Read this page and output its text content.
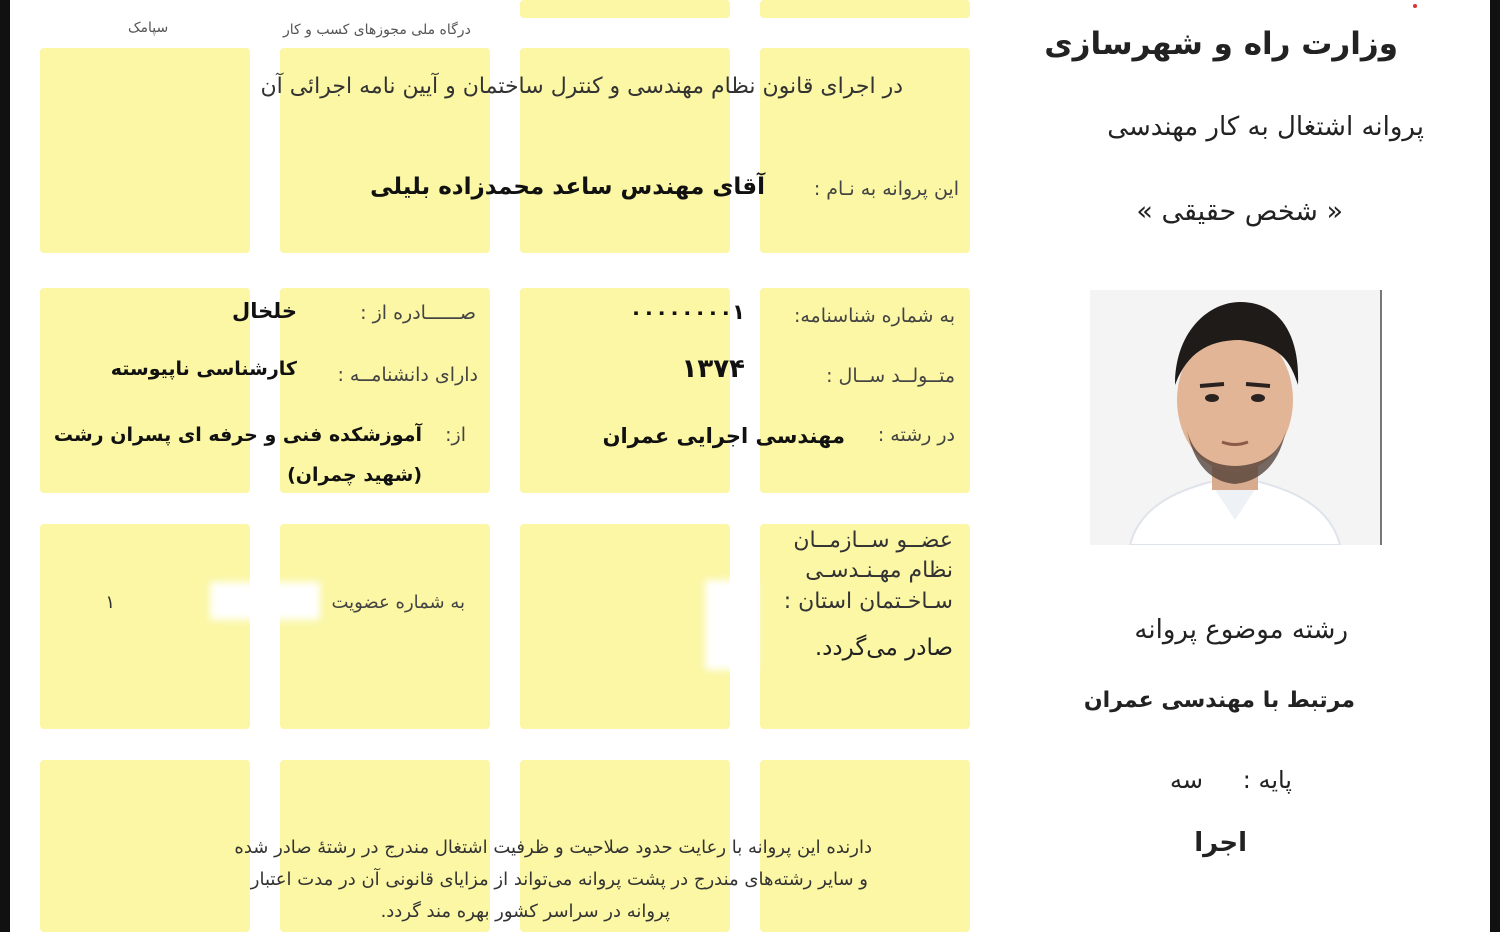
درگاه ملی مجوزهای کسب و کار
سپامک	وزارت راه و شهرسازی
پروانه اشتغال به کار مهندسی
« شخص حقیقی »
در اجرای قانون نظام مهندسی و کنترل ساختمان و آیین نامه اجرائی آن
این پروانه به نـام :
آقای مهندس ساعد محمدزاده بلیلی
به شماره شناسنامه:
۰۰۰۰۰۰۰۰۱
متــولــد ســال :
۱۳۷۴
در رشته :
مهندسی اجرایی عمران
صــــــادره از :
خلخال
دارای دانشنامــه :
کارشناسی ناپیوسته
از:
آموزشکده فنی و حرفه ای پسران رشت
(شهید چمران)
عضــو ســازمــان
نظام مهـنـدسـی
سـاخـتمان استان :
صادر می‌گردد.
به شماره عضویت
۱
رشته موضوع پروانه
مرتبط با مهندسی عمران
پایه :
سه
اجرا
دارنده این پروانه با رعایت حدود صلاحیت و ظرفیت اشتغال مندرج در رشتهٔ صادر شده
و سایر رشته‌های مندرج در پشت پروانه می‌تواند از مزایای قانونی آن در مدت اعتبار
پروانه در سراسر کشور بهره مند گردد.
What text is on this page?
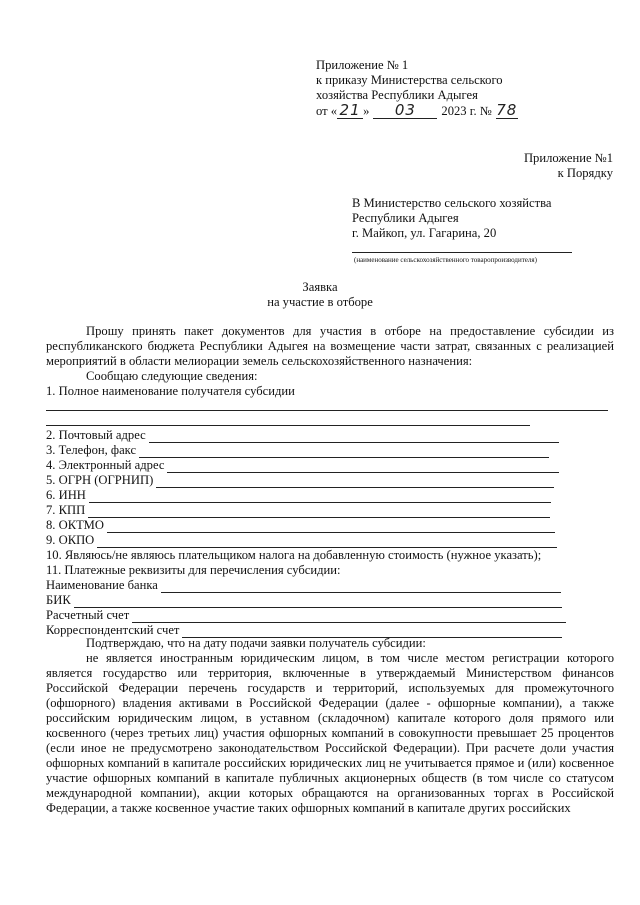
Приложение № 1
к приказу Министерства сельского
хозяйства Республики Адыгея
от « 21 »	03	2023 г. № 78
Приложение №1
к Порядку
В Министерство сельского хозяйства
Республики Адыгея
г. Майкоп, ул. Гагарина, 20
(наименование сельскохозяйственного товаропроизводителя)
Заявка
на участие в отборе
Прошу принять пакет документов для участия в отборе на предоставление субсидии из республиканского бюджета Республики Адыгея на возмещение части затрат, связанных с реализацией мероприятий в области мелиорации земель сельскохозяйственного назначения:
Сообщаю следующие сведения:
1. Полное наименование получателя субсидии
2. Почтовый адрес
3. Телефон, факс
4. Электронный адрес
5. ОГРН (ОГРНИП)
6. ИНН
7. КПП
8. ОКТМО
9. ОКПО
10. Являюсь/не являюсь плательщиком налога на добавленную стоимость (нужное указать);
11. Платежные реквизиты для перечисления субсидии:
Наименование банка
БИК
Расчетный счет
Корреспондентский счет
Подтверждаю, что на дату подачи заявки получатель субсидии:
не является иностранным юридическим лицом, в том числе местом регистрации которого является государство или территория, включенные в утверждаемый Министерством финансов Российской Федерации перечень государств и территорий, используемых для промежуточного (офшорного) владения активами в Российской Федерации (далее - офшорные компании), а также российским юридическим лицом, в уставном (складочном) капитале которого доля прямого или косвенного (через третьих лиц) участия офшорных компаний в совокупности превышает 25 процентов (если иное не предусмотрено законодательством Российской Федерации). При расчете доли участия офшорных компаний в капитале российских юридических лиц не учитывается прямое и (или) косвенное участие офшорных компаний в капитале публичных акционерных обществ (в том числе со статусом международной компании), акции которых обращаются на организованных торгах в Российской Федерации, а также косвенное участие таких офшорных компаний в капитале других российских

#### Your goal
Transcribe the full listing above exactly, with the images removed.

#### Answer for the task
Read this page and output its text content.
درگاه ملی مجوزهای کسب و کار
سپامک	وزارت راه و شهرسازی
پروانه اشتغال به کار مهندسی
« شخص حقیقی »
در اجرای قانون نظام مهندسی و کنترل ساختمان و آیین نامه اجرائی آن
این پروانه به نـام :
آقای مهندس ساعد محمدزاده بلیلی
به شماره شناسنامه:
۰۰۰۰۰۰۰۰۱
متــولــد ســال :
۱۳۷۴
در رشته :
مهندسی اجرایی عمران
صــــــادره از :
خلخال
دارای دانشنامــه :
کارشناسی ناپیوسته
از:
آموزشکده فنی و حرفه ای پسران رشت
(شهید چمران)
عضــو ســازمــان
نظام مهـنـدسـی
سـاخـتمان استان :
صادر می‌گردد.
به شماره عضویت
۱
رشته موضوع پروانه
مرتبط با مهندسی عمران
پایه :
سه
اجرا
دارنده این پروانه با رعایت حدود صلاحیت و ظرفیت اشتغال مندرج در رشتهٔ صادر شده
و سایر رشته‌های مندرج در پشت پروانه می‌تواند از مزایای قانونی آن در مدت اعتبار
پروانه در سراسر کشور بهره مند گردد.
What text is on this page?
Приложение № 1
к приказу Министерства сельского
хозяйства Республики Адыгея
от « 21 »	03	2023 г. № 78
Приложение №1
к Порядку
В Министерство сельского хозяйства
Республики Адыгея
г. Майкоп, ул. Гагарина, 20
(наименование сельскохозяйственного товаропроизводителя)
Заявка
на участие в отборе
Прошу принять пакет документов для участия в отборе на предоставление субсидии из республиканского бюджета Республики Адыгея на возмещение части затрат, связанных с реализацией мероприятий в области мелиорации земель сельскохозяйственного назначения:
Сообщаю следующие сведения:
1. Полное наименование получателя субсидии
2. Почтовый адрес
3. Телефон, факс
4. Электронный адрес
5. ОГРН (ОГРНИП)
6. ИНН
7. КПП
8. ОКТМО
9. ОКПО
10. Являюсь/не являюсь плательщиком налога на добавленную стоимость (нужное указать);
11. Платежные реквизиты для перечисления субсидии:
Наименование банка
БИК
Расчетный счет
Корреспондентский счет
Подтверждаю, что на дату подачи заявки получатель субсидии:
не является иностранным юридическим лицом, в том числе местом регистрации которого является государство или территория, включенные в утверждаемый Министерством финансов Российской Федерации перечень государств и территорий, используемых для промежуточного (офшорного) владения активами в Российской Федерации (далее - офшорные компании), а также российским юридическим лицом, в уставном (складочном) капитале которого доля прямого или косвенного (через третьих лиц) участия офшорных компаний в совокупности превышает 25 процентов (если иное не предусмотрено законодательством Российской Федерации). При расчете доли участия офшорных компаний в капитале российских юридических лиц не учитывается прямое и (или) косвенное участие офшорных компаний в капитале публичных акционерных обществ (в том числе со статусом международной компании), акции которых обращаются на организованных торгах в Российской Федерации, а также косвенное участие таких офшорных компаний в капитале других российских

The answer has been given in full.